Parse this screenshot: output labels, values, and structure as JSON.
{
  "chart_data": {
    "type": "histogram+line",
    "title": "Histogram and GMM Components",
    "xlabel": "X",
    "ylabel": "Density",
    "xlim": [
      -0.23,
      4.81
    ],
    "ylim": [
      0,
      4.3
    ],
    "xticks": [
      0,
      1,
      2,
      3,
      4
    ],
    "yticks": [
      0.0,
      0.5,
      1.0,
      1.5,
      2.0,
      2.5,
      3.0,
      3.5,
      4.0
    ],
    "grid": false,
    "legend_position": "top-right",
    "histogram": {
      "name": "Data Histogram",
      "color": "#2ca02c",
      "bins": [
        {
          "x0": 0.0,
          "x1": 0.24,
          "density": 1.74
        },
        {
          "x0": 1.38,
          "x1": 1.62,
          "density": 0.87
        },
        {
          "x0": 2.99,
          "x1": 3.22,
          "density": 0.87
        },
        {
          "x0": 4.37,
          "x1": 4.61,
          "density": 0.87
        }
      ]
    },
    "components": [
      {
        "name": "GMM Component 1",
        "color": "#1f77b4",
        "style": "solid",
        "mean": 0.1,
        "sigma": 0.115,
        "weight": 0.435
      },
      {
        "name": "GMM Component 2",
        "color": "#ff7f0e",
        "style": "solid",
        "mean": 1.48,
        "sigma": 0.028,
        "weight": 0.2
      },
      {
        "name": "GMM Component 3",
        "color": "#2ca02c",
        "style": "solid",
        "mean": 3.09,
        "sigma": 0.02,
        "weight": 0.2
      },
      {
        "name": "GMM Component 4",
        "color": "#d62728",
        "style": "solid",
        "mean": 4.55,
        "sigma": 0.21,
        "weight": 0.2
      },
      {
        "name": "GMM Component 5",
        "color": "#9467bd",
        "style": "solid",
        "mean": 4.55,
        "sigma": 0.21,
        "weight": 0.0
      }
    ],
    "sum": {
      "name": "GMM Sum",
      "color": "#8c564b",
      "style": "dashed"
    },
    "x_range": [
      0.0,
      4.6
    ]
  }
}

### Written task
Locate all lines that include the word "sigma" and copy them out.

### Solution
        "sigma": 0.115,
        "sigma": 0.028,
        "sigma": 0.02,
        "sigma": 0.21,
        "sigma": 0.21,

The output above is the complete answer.